### Request
Work out the number of lines in the records that include the word "text"; reply with that number alone.

### Records to use
Start

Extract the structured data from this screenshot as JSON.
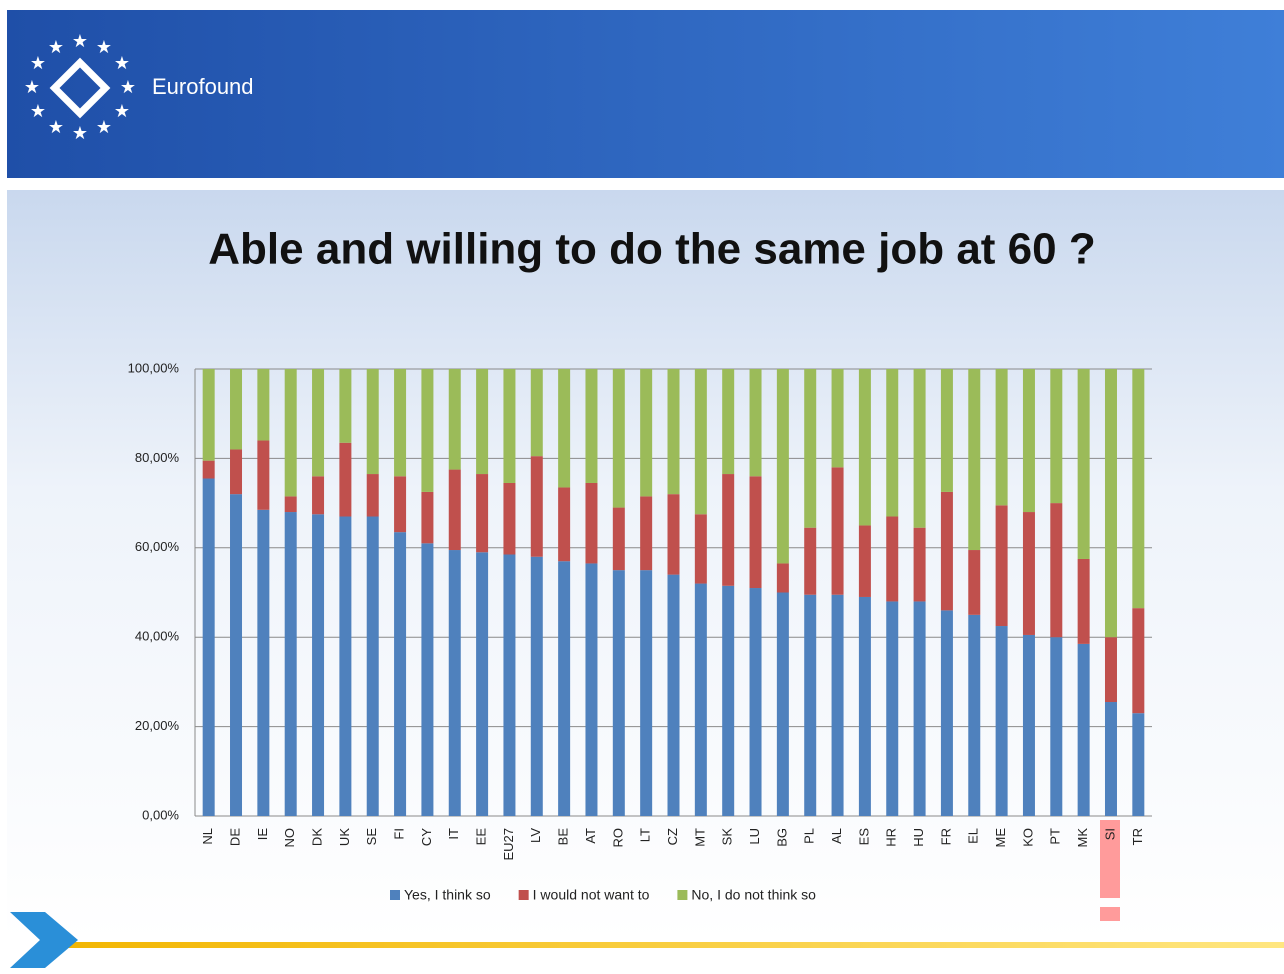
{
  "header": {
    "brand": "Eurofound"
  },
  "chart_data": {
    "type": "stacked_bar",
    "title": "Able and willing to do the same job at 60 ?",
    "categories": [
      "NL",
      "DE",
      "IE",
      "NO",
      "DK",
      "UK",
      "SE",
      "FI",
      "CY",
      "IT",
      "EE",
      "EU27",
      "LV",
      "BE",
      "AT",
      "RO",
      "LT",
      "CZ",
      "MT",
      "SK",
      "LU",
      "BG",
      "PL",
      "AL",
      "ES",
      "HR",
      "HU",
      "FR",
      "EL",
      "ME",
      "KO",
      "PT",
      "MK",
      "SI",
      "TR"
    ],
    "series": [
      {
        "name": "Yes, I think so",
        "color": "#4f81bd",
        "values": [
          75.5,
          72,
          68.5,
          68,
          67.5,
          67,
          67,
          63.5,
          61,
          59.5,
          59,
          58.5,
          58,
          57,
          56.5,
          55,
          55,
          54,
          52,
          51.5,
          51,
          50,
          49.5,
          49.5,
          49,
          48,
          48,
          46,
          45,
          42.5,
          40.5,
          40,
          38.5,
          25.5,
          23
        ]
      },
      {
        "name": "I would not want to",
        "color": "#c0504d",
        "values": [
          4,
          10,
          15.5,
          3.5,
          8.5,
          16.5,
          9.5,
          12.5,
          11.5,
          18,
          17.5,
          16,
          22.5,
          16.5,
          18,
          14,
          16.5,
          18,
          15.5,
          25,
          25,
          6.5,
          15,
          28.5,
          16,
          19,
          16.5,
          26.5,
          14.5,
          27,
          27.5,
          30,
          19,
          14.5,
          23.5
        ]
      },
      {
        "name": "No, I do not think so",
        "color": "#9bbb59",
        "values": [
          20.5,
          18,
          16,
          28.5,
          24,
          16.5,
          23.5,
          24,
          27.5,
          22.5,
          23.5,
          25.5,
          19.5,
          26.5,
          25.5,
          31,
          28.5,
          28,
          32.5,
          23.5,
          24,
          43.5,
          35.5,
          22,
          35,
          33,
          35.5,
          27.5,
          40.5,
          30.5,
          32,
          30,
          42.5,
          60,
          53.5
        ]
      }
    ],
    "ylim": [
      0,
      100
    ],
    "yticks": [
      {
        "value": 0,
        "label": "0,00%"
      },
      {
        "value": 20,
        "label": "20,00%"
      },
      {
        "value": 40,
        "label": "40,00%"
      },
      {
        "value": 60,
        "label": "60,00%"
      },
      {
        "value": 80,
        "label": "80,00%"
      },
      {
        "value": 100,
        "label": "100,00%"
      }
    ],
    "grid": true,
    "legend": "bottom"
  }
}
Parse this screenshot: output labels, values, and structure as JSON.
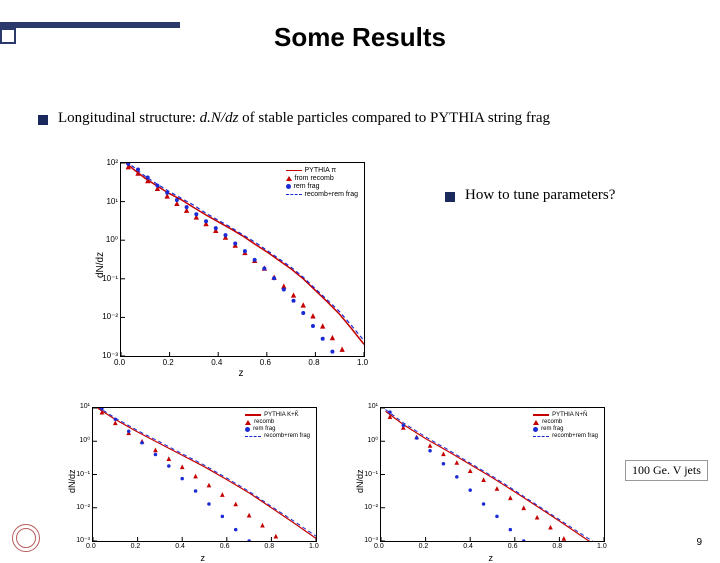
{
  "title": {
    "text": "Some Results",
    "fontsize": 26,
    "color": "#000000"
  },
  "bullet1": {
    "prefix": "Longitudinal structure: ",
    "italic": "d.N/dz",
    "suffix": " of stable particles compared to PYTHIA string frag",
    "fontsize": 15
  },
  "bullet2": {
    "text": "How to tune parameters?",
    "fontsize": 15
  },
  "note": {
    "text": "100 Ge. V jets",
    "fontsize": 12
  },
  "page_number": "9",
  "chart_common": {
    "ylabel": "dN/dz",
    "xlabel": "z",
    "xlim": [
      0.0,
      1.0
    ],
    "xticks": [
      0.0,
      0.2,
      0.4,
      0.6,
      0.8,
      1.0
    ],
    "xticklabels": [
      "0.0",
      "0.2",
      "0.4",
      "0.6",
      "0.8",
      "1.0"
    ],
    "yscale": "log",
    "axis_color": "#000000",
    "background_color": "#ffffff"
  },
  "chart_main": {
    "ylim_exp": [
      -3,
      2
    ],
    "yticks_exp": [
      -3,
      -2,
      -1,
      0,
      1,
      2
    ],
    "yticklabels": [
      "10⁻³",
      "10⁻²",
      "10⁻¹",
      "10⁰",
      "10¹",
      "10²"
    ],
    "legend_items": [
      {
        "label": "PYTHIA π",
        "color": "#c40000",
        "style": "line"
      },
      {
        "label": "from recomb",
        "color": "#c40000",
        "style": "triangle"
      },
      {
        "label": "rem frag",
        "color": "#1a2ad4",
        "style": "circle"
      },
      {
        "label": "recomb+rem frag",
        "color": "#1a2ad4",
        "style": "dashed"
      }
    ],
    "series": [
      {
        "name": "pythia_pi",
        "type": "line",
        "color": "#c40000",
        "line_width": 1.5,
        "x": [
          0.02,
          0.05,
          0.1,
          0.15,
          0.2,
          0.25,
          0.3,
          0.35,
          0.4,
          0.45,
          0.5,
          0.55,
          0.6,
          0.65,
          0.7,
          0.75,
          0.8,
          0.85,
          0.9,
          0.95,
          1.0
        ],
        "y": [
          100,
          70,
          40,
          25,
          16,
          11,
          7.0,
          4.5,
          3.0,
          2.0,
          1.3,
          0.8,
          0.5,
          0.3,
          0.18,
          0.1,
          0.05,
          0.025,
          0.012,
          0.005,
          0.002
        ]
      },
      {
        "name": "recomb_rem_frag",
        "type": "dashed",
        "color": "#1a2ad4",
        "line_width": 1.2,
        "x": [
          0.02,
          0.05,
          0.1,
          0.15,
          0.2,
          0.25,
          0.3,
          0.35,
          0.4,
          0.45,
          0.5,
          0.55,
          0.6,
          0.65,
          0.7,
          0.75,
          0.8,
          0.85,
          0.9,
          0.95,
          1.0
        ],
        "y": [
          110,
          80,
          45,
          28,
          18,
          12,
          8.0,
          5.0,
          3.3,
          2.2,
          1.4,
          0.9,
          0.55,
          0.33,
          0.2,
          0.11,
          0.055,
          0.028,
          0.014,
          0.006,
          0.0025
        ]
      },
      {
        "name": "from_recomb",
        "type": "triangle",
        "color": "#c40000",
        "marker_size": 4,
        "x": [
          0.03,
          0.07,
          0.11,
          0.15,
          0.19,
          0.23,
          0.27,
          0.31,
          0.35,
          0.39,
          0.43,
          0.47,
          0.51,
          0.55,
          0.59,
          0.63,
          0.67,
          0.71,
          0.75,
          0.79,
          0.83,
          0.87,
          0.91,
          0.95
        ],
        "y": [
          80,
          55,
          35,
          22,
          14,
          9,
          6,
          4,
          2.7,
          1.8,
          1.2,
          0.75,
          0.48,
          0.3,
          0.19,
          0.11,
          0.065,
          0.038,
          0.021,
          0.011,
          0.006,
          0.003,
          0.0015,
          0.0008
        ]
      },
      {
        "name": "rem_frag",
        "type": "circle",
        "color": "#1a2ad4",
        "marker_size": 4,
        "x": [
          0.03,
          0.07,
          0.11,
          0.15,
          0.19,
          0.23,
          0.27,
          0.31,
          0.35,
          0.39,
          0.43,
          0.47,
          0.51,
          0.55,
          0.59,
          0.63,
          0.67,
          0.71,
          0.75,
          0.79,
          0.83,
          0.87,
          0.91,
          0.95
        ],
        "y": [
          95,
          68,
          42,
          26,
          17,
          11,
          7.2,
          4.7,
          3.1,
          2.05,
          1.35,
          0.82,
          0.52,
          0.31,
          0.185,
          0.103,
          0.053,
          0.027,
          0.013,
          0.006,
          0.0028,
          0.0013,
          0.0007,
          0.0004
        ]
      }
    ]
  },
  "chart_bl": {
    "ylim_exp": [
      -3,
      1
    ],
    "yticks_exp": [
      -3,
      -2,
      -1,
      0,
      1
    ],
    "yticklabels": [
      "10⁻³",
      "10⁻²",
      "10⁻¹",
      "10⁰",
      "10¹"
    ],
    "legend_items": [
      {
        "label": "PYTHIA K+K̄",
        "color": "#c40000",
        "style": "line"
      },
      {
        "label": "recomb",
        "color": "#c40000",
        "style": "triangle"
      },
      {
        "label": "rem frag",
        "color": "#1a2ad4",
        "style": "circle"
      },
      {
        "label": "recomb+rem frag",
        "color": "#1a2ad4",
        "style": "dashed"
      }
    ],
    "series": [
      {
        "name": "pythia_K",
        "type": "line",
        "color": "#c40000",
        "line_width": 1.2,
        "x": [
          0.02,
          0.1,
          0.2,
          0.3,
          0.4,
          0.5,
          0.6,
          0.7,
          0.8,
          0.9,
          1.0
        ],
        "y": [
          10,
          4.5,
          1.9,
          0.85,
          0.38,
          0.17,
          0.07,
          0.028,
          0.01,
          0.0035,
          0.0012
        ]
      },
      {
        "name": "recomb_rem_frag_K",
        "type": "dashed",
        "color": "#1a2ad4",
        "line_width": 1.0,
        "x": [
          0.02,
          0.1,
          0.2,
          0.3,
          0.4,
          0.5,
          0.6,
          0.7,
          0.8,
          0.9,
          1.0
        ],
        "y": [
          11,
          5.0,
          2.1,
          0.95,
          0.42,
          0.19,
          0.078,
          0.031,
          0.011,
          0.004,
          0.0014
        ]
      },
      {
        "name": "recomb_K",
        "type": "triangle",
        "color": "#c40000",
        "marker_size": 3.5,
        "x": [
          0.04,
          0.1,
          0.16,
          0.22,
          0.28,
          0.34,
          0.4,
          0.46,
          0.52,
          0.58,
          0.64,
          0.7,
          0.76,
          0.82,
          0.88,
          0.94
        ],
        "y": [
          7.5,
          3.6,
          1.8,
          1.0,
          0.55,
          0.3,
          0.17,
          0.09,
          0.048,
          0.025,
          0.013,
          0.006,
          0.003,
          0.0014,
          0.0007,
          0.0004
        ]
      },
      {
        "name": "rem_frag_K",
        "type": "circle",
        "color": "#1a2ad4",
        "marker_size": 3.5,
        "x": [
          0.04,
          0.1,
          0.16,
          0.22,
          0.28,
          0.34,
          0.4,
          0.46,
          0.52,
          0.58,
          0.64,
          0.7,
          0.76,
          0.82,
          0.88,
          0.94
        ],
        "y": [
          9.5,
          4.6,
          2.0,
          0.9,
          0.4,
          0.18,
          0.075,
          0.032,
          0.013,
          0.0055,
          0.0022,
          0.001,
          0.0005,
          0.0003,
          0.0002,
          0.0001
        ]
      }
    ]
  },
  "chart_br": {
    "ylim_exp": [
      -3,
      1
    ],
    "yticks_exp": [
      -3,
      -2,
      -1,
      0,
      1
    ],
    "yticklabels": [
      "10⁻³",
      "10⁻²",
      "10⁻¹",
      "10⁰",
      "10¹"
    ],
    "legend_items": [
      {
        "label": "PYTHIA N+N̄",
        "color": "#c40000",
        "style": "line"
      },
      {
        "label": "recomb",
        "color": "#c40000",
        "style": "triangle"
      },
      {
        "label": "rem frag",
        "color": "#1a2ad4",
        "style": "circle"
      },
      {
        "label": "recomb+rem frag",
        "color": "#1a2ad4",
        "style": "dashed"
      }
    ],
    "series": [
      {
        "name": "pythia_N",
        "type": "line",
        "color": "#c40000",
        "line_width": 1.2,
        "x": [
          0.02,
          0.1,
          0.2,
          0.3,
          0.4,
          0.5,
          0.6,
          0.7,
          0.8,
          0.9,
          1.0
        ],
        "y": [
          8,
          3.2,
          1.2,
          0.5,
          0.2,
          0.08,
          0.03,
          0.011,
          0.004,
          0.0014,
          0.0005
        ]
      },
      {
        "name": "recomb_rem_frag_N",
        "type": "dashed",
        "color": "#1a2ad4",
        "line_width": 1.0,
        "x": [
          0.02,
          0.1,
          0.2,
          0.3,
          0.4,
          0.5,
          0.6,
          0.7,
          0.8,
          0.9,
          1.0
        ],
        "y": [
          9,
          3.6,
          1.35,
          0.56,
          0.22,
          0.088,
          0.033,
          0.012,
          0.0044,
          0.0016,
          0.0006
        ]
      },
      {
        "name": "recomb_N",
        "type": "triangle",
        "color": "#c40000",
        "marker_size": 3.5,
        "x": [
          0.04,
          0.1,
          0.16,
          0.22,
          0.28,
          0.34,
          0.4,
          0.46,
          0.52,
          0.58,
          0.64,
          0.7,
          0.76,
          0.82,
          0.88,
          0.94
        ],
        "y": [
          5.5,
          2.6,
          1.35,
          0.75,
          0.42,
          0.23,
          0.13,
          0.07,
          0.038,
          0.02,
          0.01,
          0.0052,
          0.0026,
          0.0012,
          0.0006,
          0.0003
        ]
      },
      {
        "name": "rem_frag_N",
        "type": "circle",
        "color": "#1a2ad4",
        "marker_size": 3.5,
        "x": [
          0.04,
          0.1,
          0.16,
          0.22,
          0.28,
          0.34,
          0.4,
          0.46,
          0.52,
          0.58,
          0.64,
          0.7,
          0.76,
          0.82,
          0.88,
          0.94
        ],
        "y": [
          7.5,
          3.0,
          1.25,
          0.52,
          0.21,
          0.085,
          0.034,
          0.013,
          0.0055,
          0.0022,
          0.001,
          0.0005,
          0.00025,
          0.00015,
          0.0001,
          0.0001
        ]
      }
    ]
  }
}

End

### Answer to the exercise
3